__WRITTEN TASK__
Would you pull out every line of the material that contains the string "услуг"?

-- Start of INPUT MATERIAL --

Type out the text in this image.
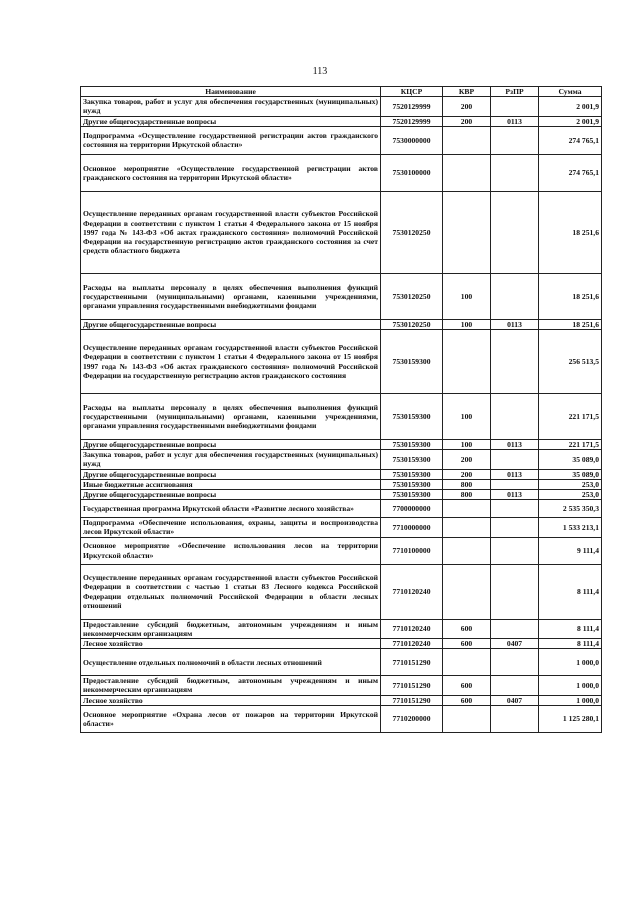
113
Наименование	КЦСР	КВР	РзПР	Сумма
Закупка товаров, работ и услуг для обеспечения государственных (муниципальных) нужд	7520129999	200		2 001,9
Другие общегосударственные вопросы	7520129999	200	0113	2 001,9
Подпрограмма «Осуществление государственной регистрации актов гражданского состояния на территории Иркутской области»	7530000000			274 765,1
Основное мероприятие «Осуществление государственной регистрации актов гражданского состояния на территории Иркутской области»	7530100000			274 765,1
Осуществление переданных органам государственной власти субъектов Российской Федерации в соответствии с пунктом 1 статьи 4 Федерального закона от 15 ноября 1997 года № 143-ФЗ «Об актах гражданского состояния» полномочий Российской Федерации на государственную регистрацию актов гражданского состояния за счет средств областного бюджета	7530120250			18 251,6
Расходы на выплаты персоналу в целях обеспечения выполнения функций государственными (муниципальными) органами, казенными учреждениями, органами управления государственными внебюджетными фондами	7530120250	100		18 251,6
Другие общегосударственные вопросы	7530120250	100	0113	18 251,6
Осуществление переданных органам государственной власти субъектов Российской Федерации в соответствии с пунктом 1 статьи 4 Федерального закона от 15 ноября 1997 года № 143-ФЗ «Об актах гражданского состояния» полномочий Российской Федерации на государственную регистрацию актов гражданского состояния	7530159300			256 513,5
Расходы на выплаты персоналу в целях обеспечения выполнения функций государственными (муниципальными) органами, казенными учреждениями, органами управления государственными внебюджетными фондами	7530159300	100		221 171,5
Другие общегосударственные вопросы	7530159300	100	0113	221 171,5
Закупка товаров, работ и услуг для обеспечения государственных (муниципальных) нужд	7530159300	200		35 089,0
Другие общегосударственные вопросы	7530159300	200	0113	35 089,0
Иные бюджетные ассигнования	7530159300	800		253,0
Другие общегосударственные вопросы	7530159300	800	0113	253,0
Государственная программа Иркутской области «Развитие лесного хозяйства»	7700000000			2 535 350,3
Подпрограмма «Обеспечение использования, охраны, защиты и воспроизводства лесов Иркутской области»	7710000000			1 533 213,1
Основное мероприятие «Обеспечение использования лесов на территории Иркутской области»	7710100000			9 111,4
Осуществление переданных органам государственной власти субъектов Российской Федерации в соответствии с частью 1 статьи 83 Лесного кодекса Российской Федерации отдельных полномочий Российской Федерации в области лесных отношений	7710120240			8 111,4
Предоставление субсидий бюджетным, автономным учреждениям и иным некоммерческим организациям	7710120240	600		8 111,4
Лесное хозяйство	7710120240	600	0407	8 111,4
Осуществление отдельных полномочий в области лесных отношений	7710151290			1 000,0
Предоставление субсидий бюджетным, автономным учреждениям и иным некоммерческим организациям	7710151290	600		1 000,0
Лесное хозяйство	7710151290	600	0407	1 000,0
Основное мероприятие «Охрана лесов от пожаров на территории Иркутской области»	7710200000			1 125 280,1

-- End of INPUT MATERIAL --
-- Start of INPUT MATERIAL --

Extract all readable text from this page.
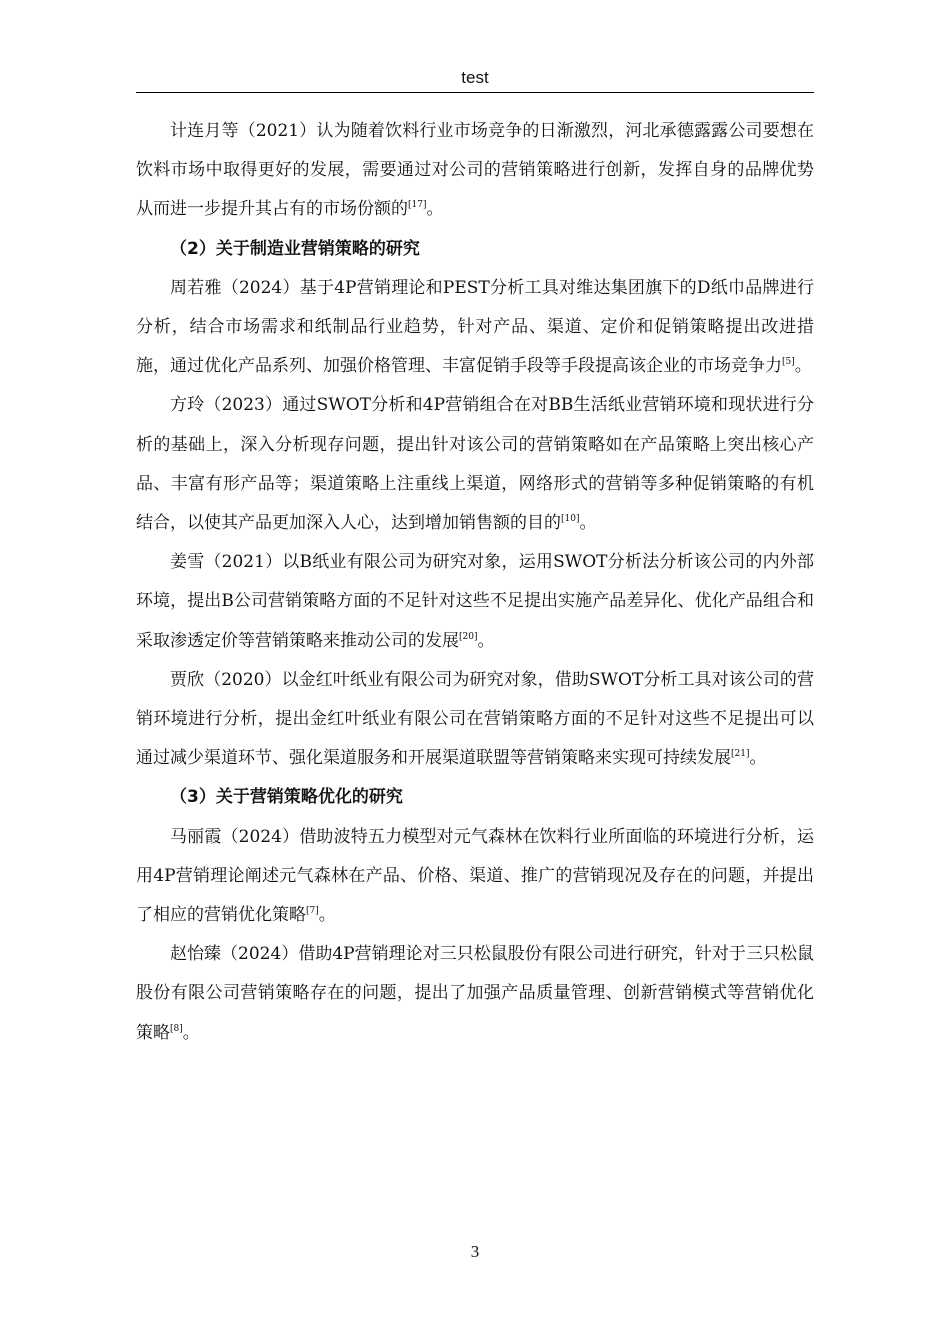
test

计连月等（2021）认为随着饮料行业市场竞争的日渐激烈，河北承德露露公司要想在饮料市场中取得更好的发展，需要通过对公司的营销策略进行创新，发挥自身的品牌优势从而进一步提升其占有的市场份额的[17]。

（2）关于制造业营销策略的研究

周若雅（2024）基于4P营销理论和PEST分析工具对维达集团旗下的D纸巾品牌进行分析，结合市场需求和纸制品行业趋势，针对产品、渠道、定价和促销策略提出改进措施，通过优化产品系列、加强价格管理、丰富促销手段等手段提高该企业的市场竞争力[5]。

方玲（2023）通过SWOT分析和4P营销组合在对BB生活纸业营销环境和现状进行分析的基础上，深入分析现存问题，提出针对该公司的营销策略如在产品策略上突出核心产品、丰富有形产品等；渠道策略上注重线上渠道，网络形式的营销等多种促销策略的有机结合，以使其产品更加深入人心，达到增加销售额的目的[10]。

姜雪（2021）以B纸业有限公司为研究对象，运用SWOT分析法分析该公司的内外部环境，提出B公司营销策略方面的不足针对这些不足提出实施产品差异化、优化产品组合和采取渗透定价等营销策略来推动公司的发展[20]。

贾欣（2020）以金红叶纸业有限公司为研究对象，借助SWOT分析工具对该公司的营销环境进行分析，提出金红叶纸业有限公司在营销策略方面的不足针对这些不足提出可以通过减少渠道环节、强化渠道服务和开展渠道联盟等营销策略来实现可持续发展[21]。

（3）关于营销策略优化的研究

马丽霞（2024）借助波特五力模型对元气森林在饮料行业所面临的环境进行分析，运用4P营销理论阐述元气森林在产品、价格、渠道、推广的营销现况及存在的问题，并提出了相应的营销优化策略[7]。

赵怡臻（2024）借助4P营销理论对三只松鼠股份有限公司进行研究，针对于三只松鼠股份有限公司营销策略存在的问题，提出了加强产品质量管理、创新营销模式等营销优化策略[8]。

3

-- End of INPUT MATERIAL --

__PROBLEM SOLUTION__
Закупка товаров, работ и услуг для обеспечения государственных (муниципальных) нужд	7520129999	200		2 001,9
Закупка товаров, работ и услуг для обеспечения государственных (муниципальных) нужд	7530159300	200		35 089,0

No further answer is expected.